- Directions for this task
Write out, precisely and in full, each line of the material.

- Material shown
=====

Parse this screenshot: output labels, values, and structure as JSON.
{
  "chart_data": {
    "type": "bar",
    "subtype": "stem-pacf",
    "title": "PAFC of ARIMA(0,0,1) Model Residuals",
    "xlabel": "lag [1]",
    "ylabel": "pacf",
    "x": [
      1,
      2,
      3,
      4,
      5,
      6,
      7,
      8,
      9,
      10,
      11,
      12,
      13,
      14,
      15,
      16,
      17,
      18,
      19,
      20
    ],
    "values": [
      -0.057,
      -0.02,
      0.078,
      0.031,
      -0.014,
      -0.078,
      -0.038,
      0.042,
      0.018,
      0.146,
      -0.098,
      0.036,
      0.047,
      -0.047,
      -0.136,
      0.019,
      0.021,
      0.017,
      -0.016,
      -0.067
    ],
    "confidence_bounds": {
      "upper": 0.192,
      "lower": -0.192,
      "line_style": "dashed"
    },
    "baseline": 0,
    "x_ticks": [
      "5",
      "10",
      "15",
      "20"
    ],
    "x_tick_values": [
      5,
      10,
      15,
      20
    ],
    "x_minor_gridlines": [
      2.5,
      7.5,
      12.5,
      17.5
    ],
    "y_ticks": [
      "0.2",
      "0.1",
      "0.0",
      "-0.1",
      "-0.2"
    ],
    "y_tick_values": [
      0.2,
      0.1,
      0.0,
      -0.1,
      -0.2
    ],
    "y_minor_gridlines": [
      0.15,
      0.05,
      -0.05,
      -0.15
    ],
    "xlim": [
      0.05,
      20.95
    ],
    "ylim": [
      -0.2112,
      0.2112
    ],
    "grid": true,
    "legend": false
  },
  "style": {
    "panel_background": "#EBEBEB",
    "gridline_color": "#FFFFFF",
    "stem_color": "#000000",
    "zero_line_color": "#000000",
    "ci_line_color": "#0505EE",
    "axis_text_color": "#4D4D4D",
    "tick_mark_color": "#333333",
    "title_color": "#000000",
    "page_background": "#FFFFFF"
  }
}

=====

- Task result
Parse this screenshot: output labels, values, and structure as JSON.
{
  "chart_data": {
    "type": "bar",
    "subtype": "stem-pacf",
    "title": "PAFC of ARIMA(0,0,1) Model Residuals",
    "xlabel": "lag [1]",
    "ylabel": "pacf",
    "x": [
      1,
      2,
      3,
      4,
      5,
      6,
      7,
      8,
      9,
      10,
      11,
      12,
      13,
      14,
      15,
      16,
      17,
      18,
      19,
      20
    ],
    "values": [
      -0.057,
      -0.02,
      0.078,
      0.031,
      -0.014,
      -0.078,
      -0.038,
      0.042,
      0.018,
      0.146,
      -0.098,
      0.036,
      0.047,
      -0.047,
      -0.136,
      0.019,
      0.021,
      0.017,
      -0.016,
      -0.067
    ],
    "confidence_bounds": {
      "upper": 0.192,
      "lower": -0.192,
      "line_style": "dashed"
    },
    "baseline": 0,
    "x_ticks": [
      "5",
      "10",
      "15",
      "20"
    ],
    "x_tick_values": [
      5,
      10,
      15,
      20
    ],
    "x_minor_gridlines": [
      2.5,
      7.5,
      12.5,
      17.5
    ],
    "y_ticks": [
      "0.2",
      "0.1",
      "0.0",
      "-0.1",
      "-0.2"
    ],
    "y_tick_values": [
      0.2,
      0.1,
      0.0,
      -0.1,
      -0.2
    ],
    "y_minor_gridlines": [
      0.15,
      0.05,
      -0.05,
      -0.15
    ],
    "xlim": [
      0.05,
      20.95
    ],
    "ylim": [
      -0.2112,
      0.2112
    ],
    "grid": true,
    "legend": false
  },
  "style": {
    "panel_background": "#EBEBEB",
    "gridline_color": "#FFFFFF",
    "stem_color": "#000000",
    "zero_line_color": "#000000",
    "ci_line_color": "#0505EE",
    "axis_text_color": "#4D4D4D",
    "tick_mark_color": "#333333",
    "title_color": "#000000",
    "page_background": "#FFFFFF"
  }
}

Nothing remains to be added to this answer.